=== DATA ENTRIES ===
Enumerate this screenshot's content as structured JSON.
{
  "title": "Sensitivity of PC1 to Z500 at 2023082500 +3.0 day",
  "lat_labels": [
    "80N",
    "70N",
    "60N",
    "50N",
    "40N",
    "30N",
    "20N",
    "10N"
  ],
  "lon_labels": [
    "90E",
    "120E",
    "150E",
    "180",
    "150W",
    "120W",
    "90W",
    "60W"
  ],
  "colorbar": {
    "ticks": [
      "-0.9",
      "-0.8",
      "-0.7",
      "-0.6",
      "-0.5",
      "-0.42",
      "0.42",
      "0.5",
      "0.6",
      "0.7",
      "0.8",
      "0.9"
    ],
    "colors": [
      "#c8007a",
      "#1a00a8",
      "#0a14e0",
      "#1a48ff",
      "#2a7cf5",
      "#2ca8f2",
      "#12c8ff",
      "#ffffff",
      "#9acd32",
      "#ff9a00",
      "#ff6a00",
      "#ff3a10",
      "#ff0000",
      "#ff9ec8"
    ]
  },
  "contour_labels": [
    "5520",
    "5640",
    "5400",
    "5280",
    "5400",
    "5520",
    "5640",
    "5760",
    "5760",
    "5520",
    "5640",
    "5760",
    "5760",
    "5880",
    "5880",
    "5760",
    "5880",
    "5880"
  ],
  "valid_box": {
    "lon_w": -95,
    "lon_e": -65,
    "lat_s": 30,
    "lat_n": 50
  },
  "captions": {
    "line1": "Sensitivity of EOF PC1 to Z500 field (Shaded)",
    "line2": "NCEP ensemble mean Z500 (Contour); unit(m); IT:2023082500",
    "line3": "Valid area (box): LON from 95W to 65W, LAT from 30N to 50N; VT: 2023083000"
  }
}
===
=== DATA ENTRIES ===
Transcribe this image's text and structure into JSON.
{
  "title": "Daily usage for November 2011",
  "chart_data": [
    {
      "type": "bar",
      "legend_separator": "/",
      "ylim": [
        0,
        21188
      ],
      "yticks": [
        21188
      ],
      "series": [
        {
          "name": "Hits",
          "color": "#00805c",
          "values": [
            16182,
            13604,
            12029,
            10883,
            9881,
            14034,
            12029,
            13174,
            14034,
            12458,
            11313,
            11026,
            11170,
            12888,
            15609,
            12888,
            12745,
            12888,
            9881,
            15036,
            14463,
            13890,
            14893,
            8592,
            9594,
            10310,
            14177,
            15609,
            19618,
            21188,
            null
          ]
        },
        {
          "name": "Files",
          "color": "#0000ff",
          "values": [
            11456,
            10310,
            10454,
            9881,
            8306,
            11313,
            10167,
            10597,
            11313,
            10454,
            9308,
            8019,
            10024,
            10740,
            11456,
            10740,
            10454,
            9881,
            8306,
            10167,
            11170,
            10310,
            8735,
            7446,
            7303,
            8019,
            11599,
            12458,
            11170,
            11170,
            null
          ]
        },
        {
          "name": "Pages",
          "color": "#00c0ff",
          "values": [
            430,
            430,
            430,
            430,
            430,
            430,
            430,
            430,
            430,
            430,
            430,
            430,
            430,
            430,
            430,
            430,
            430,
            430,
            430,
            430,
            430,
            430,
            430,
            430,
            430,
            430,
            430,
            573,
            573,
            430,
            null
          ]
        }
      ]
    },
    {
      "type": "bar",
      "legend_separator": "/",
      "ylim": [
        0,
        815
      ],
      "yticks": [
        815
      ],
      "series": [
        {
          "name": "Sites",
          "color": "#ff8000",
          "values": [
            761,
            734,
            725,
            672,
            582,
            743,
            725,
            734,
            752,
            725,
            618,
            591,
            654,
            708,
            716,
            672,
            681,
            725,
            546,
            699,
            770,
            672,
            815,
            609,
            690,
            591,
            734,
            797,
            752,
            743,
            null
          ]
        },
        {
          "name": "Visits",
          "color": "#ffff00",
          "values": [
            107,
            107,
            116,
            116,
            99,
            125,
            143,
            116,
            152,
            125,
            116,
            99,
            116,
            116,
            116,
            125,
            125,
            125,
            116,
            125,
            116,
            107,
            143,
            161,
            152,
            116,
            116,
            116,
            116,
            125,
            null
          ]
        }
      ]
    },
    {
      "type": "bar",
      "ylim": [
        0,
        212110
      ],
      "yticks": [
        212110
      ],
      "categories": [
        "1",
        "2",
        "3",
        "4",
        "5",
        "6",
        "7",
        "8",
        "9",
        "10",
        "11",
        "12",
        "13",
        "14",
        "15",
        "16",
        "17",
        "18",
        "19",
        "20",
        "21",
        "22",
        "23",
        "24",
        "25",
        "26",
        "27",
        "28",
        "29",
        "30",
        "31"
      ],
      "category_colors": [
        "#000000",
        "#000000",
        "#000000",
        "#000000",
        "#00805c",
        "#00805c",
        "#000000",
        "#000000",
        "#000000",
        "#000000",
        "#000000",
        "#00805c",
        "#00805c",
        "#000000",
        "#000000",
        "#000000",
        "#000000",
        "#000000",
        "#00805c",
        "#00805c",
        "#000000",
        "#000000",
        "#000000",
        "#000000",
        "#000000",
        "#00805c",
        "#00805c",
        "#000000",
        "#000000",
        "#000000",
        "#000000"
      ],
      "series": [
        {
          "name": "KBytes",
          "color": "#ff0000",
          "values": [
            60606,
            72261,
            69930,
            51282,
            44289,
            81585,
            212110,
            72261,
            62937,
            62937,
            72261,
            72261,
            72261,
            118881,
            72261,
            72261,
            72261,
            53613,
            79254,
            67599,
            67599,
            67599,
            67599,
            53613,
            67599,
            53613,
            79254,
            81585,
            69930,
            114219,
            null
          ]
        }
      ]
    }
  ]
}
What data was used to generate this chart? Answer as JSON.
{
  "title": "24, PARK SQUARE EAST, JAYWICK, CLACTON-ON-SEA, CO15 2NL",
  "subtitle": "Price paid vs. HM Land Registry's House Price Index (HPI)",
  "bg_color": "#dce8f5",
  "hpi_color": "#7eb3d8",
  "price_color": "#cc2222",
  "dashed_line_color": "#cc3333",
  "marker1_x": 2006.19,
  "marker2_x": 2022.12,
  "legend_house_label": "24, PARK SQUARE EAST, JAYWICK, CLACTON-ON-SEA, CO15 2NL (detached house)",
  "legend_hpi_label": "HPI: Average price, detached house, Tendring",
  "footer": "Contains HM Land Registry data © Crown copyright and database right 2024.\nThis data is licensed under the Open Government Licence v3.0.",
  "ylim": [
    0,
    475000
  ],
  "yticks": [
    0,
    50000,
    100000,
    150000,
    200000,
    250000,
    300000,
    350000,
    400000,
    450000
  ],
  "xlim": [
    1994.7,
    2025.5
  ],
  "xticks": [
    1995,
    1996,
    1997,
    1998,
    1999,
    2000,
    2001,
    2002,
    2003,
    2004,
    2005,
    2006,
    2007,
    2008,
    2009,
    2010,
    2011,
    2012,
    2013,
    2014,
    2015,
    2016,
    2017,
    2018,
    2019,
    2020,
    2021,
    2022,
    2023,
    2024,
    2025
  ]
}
===
=== DATA ENTRIES ===
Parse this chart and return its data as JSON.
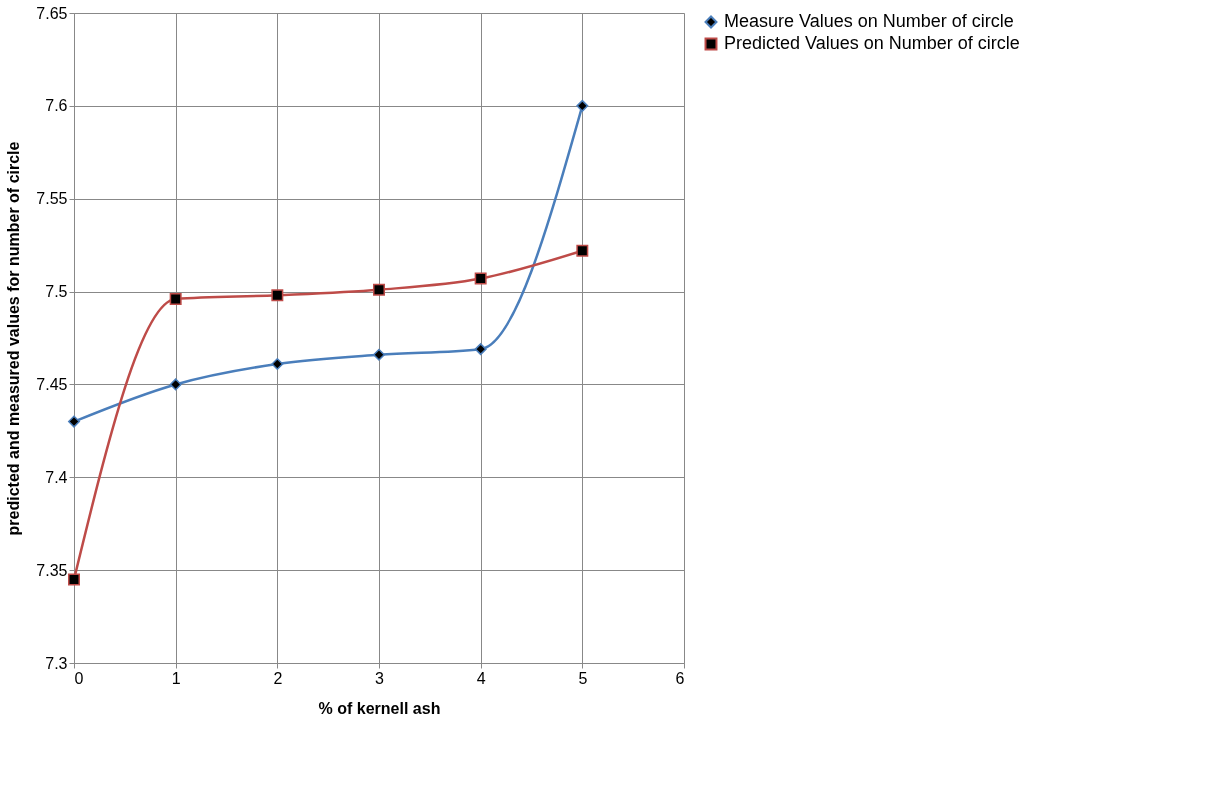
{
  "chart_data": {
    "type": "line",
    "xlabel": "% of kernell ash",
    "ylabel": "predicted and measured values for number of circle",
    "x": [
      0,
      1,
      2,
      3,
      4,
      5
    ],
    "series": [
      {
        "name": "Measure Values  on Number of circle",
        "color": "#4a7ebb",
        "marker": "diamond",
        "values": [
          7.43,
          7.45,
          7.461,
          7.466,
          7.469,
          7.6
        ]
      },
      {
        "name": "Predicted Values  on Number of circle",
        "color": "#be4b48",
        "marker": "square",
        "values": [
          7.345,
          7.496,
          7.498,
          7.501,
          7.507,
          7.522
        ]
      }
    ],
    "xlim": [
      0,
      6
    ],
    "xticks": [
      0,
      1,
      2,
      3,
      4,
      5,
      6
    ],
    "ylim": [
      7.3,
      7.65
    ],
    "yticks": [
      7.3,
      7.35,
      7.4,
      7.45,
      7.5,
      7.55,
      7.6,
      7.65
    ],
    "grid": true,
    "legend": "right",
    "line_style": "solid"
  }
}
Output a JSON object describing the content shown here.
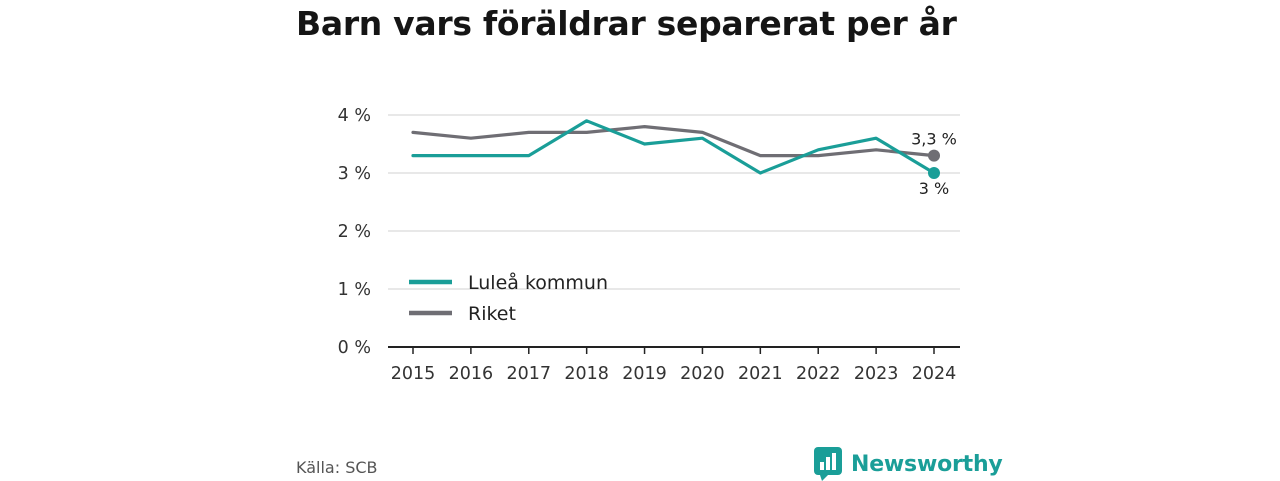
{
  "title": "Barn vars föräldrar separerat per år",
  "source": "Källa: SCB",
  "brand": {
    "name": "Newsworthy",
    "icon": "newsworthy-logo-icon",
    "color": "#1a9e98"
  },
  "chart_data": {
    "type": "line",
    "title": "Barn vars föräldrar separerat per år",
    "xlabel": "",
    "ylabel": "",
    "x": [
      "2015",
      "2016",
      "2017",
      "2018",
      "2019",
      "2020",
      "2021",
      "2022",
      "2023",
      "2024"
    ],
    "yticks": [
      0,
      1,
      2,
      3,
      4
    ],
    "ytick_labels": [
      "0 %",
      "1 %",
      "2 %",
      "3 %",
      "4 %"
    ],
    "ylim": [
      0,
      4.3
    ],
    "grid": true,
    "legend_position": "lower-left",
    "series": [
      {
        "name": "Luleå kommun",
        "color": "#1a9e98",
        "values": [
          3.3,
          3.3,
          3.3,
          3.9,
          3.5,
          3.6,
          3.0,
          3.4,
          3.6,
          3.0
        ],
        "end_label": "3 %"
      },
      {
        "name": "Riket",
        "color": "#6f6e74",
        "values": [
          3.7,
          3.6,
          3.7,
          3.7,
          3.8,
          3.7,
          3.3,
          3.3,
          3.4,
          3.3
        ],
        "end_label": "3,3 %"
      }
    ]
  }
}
===
### WORK REQUIRED
In the lines above, find each one with "Registry" and list it.

### REPLY TO THE EXERCISE
  "subtitle": "Price paid vs. HM Land Registry's House Price Index (HPI)",
  "footer": "Contains HM Land Registry data © Crown copyright and database right 2024.\nThis data is licensed under the Open Government Licence v3.0.",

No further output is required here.